#### Source material:
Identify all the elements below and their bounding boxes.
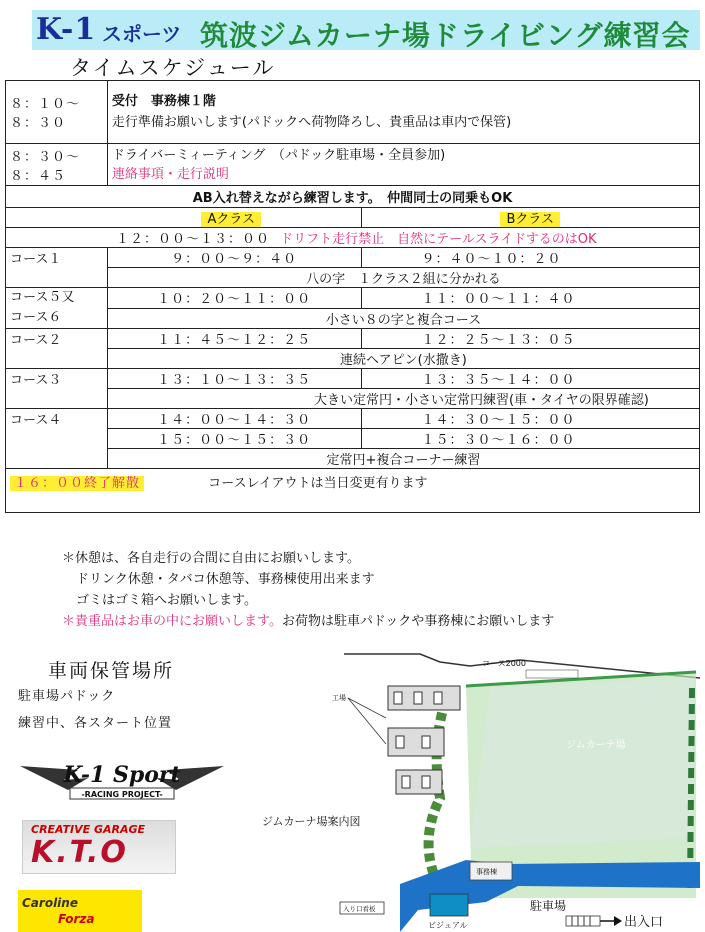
page-title: 筑波ジムカーナ場ドライビング練習会: [200, 19, 691, 52]
table-row: [6, 248, 700, 268]
title-k1: K-1: [36, 12, 97, 47]
schedule-subtitle: タイムスケジュール: [70, 56, 276, 80]
ab-note: AB入れ替えながら練習します。 仲間同士の同乗もOK: [6, 186, 700, 208]
table-row: [6, 208, 700, 228]
course-cell: コース４: [6, 409, 108, 469]
time-cell: ８：１０～８：３０: [6, 81, 108, 144]
kto-logo: [22, 820, 176, 874]
course-desc: 八の字 １クラス２組に分かれる: [107, 268, 699, 288]
reception-label: 受付 事務棟１階: [111, 94, 216, 109]
end-note: コースレイアウトは当日変更有ります: [208, 476, 428, 491]
class-b-time: １３：３５～１４：００: [361, 369, 700, 389]
end-row: [6, 469, 700, 513]
meeting-label: ドライバーミィーティング （パドック駐車場・全員参加): [111, 147, 446, 163]
class-a-time: １０：２０～１１：００: [107, 288, 361, 309]
map-caption: ジムカーナ場案内図: [262, 815, 361, 828]
map-course-label: コース2000: [482, 659, 526, 668]
table-row: [6, 81, 700, 144]
prep-label: 走行準備お願いします(パドックへ荷物降ろし、貴重品は車内で保管): [111, 115, 512, 130]
table-row: [6, 288, 700, 309]
course-label: コース５又: [10, 290, 75, 305]
note-valuables-black: お荷物は駐車パドックや事務棟にお願いします: [281, 614, 555, 629]
class-b-header: [361, 208, 700, 228]
map-office-label: 事務棟: [476, 868, 497, 876]
table-row: [6, 228, 700, 248]
class-b-label: Bクラス: [500, 212, 560, 227]
table-row: [6, 449, 700, 469]
course-cell: [6, 288, 108, 329]
schedule-table: [5, 80, 700, 513]
class-a-header: [6, 208, 362, 228]
table-row: [6, 369, 700, 389]
end-time: １６：００終了解散: [10, 476, 144, 491]
notes-block: [62, 548, 554, 632]
time-cell: ８：３０～８：４５: [6, 144, 108, 186]
parking-line-2: 練習中、各スタート位置: [18, 716, 173, 731]
forza-text: Forza: [58, 912, 95, 926]
map-gymkhana-label: ジムカーナ場: [566, 740, 626, 751]
desc-cell: [107, 144, 699, 186]
course-desc: 定常円+複合コーナー練習: [107, 449, 699, 469]
map-sign-label: 入り口看板: [343, 905, 376, 913]
k1-sport-subtext: -RACING PROJECT-: [81, 790, 163, 799]
class-a-time: ９：００～９：４０: [107, 248, 361, 268]
course-desc: 連続ヘアピン(水撒き): [107, 349, 699, 369]
class-a-time: １１：４５～１２：２５: [107, 329, 361, 349]
note-line: ゴミはゴミ箱へお願いします。: [76, 593, 257, 608]
class-b-time: １４：３０～１５：００: [361, 409, 700, 429]
course-cell: コース１: [6, 248, 108, 288]
table-row: [6, 429, 700, 449]
table-row: [6, 268, 700, 288]
map-visual-label: ビジュアル: [428, 921, 468, 930]
note-line: ＊休憩は、各自走行の合間に自由にお願いします。: [62, 551, 360, 566]
parking-line-1: 駐車場パドック: [18, 689, 116, 704]
lunch-time: １２：００～１３：００: [116, 232, 271, 247]
course-cell: コース２: [6, 329, 108, 369]
class-a-time: １３：１０～１３：３５: [107, 369, 361, 389]
kto-logo-main: K.T.O: [31, 835, 128, 870]
k1-sport-logo: [18, 756, 226, 802]
table-row: [6, 329, 700, 349]
table-row: [6, 144, 700, 186]
table-row: [6, 469, 700, 513]
briefing-label: 連絡事項・走行説明: [111, 166, 229, 182]
class-b-time: １５：３０～１６：００: [361, 429, 700, 449]
parking-title: 車両保管場所: [48, 660, 175, 682]
table-row: [6, 389, 700, 409]
class-a-label: Aクラス: [201, 212, 261, 227]
title-bar: [32, 10, 700, 50]
map-parking-label: 駐車場: [530, 899, 567, 913]
kto-logo-top: CREATIVE GARAGE: [31, 823, 146, 836]
title-sports: スポーツ: [102, 22, 182, 46]
course-map: [330, 648, 700, 932]
course-label: コース６: [10, 310, 62, 325]
map-factory-label: 工場: [332, 694, 346, 702]
course-cell: コース３: [6, 369, 108, 409]
class-b-time: ９：４０～１０：２０: [361, 248, 700, 268]
course-desc: 大きい定常円・小さい定常円練習(車・タイヤの限界確認): [107, 389, 699, 409]
table-row: [6, 186, 700, 208]
class-a-time: １５：００～１５：３０: [107, 429, 361, 449]
k1-sport-text: K-1 Sport: [63, 762, 181, 788]
lunch-note: ドリフト走行禁止 自然にテールスライドするのはOK: [280, 232, 597, 247]
caroline-forza-logo: [18, 890, 142, 932]
lunch-row: [6, 228, 700, 248]
desc-cell: [107, 81, 699, 144]
table-row: [6, 409, 700, 429]
class-b-time: １１：００～１１：４０: [361, 288, 700, 309]
map-entrance-label: 出入口: [624, 915, 664, 930]
caroline-text: Caroline: [22, 896, 78, 910]
table-row: [6, 349, 700, 369]
course-desc: 小さい８の字と複合コース: [107, 308, 699, 329]
note-valuables-red: ＊貴重品はお車の中にお願いします。: [62, 614, 282, 629]
note-line: ドリンク休憩・タバコ休憩等、事務棟使用出来ます: [76, 572, 375, 587]
note-line: [62, 611, 554, 632]
class-a-time: １４：００～１４：３０: [107, 409, 361, 429]
class-b-time: １２：２５～１３：０５: [361, 329, 700, 349]
table-row: [6, 308, 700, 329]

#### What to do:
How many lines in the records above contain the string "forza"? Reply with the number only.

#### Result of the exercise:
2